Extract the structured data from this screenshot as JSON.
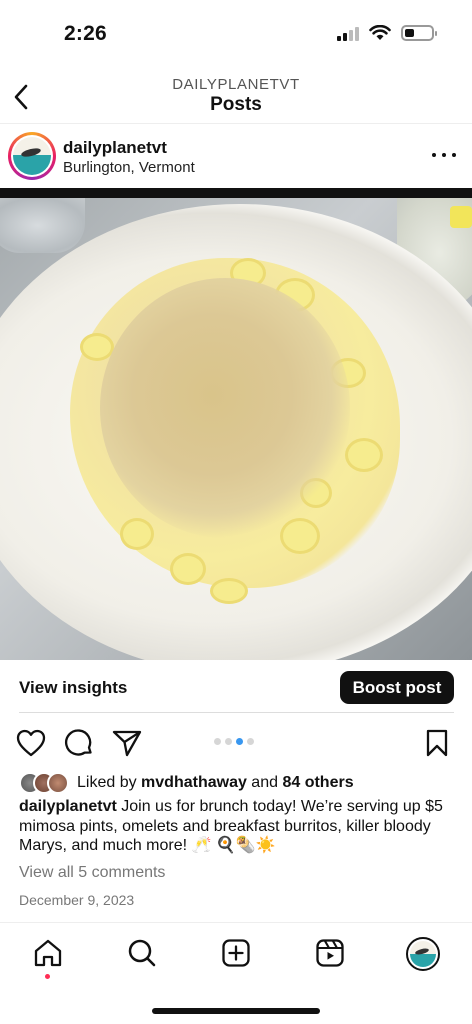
{
  "status_bar": {
    "time": "2:26"
  },
  "header": {
    "account": "DAILYPLANETVT",
    "title": "Posts"
  },
  "post": {
    "username": "dailyplanetvt",
    "location": "Burlington, Vermont",
    "image_alt": "Bowl of mac and cheese with toasted breadcrumbs",
    "carousel": {
      "count": 4,
      "active": 3
    }
  },
  "insights": {
    "view_label": "View insights",
    "boost_label": "Boost post"
  },
  "likes": {
    "prefix": "Liked by ",
    "user": "mvdhathaway",
    "middle": " and ",
    "others": "84 others"
  },
  "caption": {
    "username": "dailyplanetvt",
    "text": " Join us for brunch today! We’re serving up $5 mimosa pints, omelets and breakfast burritos, killer bloody Marys, and much more! 🥂 🍳🌯☀️"
  },
  "comments_link": "View all 5 comments",
  "date": "December 9, 2023",
  "colors": {
    "accent": "#3897f0",
    "notification": "#ff2d55",
    "text": "#111111",
    "muted": "#777777"
  },
  "icons": {
    "back": "chevron-left-icon",
    "more": "more-horizontal-icon",
    "like": "heart-icon",
    "comment": "comment-icon",
    "share": "send-icon",
    "save": "bookmark-icon",
    "home": "home-icon",
    "search": "search-icon",
    "create": "plus-square-icon",
    "reels": "reels-icon"
  }
}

#### [PROBLEM TO SOLVE]
Without the pictures, restate all of the entries above verbatim.

#### [TASK ANSWER]
Extract the structured data from this screenshot as JSON.
{
  "status_bar": {
    "time": "2:26"
  },
  "header": {
    "account": "DAILYPLANETVT",
    "title": "Posts"
  },
  "post": {
    "username": "dailyplanetvt",
    "location": "Burlington, Vermont",
    "image_alt": "Bowl of mac and cheese with toasted breadcrumbs",
    "carousel": {
      "count": 4,
      "active": 3
    }
  },
  "insights": {
    "view_label": "View insights",
    "boost_label": "Boost post"
  },
  "likes": {
    "prefix": "Liked by ",
    "user": "mvdhathaway",
    "middle": " and ",
    "others": "84 others"
  },
  "caption": {
    "username": "dailyplanetvt",
    "text": " Join us for brunch today! We’re serving up $5 mimosa pints, omelets and breakfast burritos, killer bloody Marys, and much more! 🥂 🍳🌯☀️"
  },
  "comments_link": "View all 5 comments",
  "date": "December 9, 2023",
  "colors": {
    "accent": "#3897f0",
    "notification": "#ff2d55",
    "text": "#111111",
    "muted": "#777777"
  },
  "icons": {
    "back": "chevron-left-icon",
    "more": "more-horizontal-icon",
    "like": "heart-icon",
    "comment": "comment-icon",
    "share": "send-icon",
    "save": "bookmark-icon",
    "home": "home-icon",
    "search": "search-icon",
    "create": "plus-square-icon",
    "reels": "reels-icon"
  }
}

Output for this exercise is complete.